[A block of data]
○ ○ ○ ○ ○ ○ ○

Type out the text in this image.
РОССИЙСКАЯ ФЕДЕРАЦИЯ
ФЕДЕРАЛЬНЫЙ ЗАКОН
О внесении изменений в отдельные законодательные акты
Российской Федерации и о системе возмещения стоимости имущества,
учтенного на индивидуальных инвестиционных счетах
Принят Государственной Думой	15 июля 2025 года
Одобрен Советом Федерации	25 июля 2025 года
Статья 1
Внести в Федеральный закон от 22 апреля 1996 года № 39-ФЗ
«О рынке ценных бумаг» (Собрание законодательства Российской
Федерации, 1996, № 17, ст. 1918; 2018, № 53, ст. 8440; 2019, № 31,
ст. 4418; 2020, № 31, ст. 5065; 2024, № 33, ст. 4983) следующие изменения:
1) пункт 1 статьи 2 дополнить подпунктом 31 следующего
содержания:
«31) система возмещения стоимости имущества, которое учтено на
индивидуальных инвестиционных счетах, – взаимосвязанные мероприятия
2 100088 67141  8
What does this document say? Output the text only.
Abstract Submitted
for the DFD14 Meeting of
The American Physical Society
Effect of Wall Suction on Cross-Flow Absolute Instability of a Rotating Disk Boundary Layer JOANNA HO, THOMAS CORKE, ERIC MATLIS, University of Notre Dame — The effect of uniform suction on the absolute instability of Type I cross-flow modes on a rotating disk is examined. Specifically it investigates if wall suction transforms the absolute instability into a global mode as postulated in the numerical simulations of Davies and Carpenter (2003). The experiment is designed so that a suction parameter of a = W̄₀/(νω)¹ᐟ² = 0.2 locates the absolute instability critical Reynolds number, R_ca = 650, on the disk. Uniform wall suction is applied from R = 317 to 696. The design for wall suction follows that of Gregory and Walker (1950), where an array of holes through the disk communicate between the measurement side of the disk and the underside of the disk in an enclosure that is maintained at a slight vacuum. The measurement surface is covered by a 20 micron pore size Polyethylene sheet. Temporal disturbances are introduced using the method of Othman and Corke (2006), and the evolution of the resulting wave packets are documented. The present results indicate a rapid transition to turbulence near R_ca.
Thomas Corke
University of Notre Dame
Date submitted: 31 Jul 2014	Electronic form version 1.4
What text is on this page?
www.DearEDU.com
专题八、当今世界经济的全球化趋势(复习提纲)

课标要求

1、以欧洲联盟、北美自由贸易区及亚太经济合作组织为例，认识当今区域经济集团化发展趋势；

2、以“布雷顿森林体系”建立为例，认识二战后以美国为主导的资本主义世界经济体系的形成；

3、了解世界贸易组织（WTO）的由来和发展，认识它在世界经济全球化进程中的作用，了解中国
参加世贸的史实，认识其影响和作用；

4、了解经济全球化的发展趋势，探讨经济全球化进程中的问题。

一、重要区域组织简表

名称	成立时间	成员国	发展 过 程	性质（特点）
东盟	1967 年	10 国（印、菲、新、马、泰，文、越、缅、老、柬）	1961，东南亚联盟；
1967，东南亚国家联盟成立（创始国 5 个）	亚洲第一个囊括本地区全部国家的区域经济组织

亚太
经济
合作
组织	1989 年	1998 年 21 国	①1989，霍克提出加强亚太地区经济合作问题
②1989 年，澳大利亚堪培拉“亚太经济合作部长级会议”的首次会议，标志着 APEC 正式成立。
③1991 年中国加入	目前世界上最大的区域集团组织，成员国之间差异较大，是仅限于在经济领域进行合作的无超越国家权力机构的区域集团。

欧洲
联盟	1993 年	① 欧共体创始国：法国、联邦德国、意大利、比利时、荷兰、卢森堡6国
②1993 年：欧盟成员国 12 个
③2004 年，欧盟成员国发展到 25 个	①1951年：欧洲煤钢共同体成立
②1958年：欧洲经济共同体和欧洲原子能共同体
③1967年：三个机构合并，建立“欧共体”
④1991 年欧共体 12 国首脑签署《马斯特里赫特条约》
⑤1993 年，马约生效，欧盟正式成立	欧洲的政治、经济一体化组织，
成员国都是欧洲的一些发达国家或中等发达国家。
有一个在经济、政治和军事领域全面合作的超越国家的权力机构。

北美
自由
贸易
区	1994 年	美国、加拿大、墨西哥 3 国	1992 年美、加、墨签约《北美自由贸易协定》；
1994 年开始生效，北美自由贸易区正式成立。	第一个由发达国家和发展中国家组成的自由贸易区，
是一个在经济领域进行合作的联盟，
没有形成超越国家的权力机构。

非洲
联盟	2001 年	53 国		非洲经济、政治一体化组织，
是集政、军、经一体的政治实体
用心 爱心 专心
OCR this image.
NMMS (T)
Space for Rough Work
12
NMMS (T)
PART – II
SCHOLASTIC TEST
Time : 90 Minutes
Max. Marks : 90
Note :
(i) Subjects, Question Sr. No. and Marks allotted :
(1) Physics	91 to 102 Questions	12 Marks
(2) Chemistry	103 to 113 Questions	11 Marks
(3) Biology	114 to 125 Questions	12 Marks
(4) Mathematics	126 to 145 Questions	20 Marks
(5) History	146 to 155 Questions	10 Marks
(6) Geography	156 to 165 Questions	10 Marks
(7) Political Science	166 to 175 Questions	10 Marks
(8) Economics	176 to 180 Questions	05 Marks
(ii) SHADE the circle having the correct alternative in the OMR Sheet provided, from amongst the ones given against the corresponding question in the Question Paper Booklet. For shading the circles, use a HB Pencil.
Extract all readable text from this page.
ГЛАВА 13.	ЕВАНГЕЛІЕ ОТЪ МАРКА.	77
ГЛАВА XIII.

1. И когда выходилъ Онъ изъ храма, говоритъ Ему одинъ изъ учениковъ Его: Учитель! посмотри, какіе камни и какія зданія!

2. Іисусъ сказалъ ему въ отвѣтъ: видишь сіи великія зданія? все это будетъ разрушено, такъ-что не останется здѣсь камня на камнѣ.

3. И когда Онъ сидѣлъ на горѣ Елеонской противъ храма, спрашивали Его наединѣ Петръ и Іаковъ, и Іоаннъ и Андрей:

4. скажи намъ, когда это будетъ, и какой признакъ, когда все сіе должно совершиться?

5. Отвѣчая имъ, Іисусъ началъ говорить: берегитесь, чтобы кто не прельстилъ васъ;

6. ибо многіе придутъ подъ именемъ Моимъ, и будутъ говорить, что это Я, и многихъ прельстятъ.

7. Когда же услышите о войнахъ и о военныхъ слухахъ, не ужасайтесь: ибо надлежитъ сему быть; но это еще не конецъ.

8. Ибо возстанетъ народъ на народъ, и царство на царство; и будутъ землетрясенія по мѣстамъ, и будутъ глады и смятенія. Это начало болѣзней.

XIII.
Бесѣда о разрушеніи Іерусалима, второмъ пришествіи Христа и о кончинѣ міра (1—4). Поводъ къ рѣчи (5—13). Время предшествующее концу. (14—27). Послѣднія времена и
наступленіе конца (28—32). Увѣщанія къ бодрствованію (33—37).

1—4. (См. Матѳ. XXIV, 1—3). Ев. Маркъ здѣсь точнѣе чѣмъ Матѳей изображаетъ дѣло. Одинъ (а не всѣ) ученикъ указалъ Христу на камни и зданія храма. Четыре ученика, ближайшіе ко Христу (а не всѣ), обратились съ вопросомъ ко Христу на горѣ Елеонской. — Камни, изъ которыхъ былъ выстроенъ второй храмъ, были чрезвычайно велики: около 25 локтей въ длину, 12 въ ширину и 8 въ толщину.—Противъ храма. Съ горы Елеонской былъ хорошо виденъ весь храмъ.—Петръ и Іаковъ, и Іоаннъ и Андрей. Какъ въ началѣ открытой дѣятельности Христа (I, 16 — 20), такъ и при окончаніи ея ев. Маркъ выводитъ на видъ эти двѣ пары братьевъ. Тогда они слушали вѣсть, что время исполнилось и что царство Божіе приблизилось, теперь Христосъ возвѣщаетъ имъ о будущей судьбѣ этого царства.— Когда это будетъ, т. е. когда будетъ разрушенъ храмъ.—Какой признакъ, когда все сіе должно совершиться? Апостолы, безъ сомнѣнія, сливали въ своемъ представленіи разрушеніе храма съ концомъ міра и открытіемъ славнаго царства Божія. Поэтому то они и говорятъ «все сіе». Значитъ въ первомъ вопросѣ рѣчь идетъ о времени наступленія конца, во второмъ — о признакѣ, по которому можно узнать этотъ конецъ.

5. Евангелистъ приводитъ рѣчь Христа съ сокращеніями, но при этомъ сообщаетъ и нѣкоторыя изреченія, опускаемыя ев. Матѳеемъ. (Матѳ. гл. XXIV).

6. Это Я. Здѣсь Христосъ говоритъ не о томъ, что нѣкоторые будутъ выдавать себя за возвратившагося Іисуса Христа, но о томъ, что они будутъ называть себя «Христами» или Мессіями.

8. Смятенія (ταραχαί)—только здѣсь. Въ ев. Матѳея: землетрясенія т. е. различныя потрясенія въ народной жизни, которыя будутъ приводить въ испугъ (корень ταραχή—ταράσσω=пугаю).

○ ○ ○ ○ ○ ○ ○

◆ Set problem ◆
Compute how many lines include the string "Іоаннъ", then give that number by itself.

◆ Exercise response ◆
2